What is being asked
Answer these questions from the review of "Po Boy Tango":
1. Which character declares "Medicine is food, and food is medicine"?
2. Where does Richie Po now live?
3. What will Richie do for Gloria in return for her cooking his mother's banquet?

Selected text
::::

RECOMMENDED
“Medicine is food, and food is medicine” declares the kitchen matriarch Po Momma at one point in Northlight’s world premiere of Kenneth Lin’s “Po Boy Tango,” and so too, is this tightly constructed production a true-to-the-recipe dose of healthy brain-food.
“Po Boy Tango” tells the unconventional story of a friendship between a Taiwanese immigrant now living on Long Island, Richie Po, and Gloria B, the African-American hospice worker who also happens to be the second-best cook he has ever known. The first, his deceased mother, was a celebrity chef in Taiwan, and her presence is conveyed through “video” interludes that punctuate the play. Richie convinces Gloria to cook his mother’s famous banquet for his daughter’s upcoming wedding; in return, he’ll partner with her in a lifelong dream of opening a Southern soul food café. Accordingly, the stovetop provides the backdrop for an engaging journey into the nuances of food, heritage and uneasy racial relations. Anyone who’s spent time cooking with friends and family know what a stew can be made out of the interactions between the participants.

::::

[Recorded data]
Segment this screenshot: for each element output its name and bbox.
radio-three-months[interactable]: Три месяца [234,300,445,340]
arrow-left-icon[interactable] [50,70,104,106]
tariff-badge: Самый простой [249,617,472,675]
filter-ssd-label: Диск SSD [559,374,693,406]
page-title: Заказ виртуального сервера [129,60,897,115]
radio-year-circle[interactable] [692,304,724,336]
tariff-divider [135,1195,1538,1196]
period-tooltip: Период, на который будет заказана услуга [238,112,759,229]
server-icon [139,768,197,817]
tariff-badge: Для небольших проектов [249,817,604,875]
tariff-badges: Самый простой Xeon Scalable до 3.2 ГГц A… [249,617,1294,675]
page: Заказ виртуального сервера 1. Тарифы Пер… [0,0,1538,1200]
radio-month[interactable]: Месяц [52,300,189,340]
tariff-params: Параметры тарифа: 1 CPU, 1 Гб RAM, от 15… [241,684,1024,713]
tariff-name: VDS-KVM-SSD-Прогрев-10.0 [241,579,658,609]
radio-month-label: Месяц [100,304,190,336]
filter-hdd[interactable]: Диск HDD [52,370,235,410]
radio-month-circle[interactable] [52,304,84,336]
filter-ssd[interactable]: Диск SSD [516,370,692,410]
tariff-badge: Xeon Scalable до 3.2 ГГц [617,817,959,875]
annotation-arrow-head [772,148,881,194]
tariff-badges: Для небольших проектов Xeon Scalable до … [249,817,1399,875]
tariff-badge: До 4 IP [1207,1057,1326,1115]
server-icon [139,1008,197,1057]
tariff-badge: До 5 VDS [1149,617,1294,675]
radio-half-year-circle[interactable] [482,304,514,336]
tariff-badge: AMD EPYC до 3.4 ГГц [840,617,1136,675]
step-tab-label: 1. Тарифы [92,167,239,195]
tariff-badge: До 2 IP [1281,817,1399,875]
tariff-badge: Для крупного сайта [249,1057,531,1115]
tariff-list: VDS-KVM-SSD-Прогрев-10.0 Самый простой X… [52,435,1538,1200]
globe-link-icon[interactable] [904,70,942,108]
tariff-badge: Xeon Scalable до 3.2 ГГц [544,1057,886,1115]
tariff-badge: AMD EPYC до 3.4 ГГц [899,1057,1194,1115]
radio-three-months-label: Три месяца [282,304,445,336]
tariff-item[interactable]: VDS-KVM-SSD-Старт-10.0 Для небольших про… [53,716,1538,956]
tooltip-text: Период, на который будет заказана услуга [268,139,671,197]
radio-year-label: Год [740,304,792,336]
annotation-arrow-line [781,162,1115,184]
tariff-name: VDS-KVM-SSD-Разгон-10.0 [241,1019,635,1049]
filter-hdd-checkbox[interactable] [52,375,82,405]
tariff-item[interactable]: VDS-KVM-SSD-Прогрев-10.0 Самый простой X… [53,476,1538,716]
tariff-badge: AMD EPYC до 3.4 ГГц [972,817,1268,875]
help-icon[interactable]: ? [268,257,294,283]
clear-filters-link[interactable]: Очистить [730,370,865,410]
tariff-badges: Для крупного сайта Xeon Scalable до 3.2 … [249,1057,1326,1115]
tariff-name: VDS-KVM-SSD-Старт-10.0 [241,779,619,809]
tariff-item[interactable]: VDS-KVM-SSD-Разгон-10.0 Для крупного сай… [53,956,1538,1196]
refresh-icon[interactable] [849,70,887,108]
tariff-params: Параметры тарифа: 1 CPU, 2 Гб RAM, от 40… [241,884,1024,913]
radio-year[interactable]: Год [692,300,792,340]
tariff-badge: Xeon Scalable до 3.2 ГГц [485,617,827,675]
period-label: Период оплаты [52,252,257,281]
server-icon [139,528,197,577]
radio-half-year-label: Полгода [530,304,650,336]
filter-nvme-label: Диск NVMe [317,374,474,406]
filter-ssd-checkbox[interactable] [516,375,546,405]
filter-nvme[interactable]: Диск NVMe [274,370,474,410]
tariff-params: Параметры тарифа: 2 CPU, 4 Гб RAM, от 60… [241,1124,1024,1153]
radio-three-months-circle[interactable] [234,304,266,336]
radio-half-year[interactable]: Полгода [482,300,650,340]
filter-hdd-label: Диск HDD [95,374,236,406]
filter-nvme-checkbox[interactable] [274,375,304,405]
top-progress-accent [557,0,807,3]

::::

Solution to this exercise
1. Po Momma, the kitchen matriarch.
2. Long Island.
3. He'll partner with her in her lifelong dream of opening a Southern soul food café.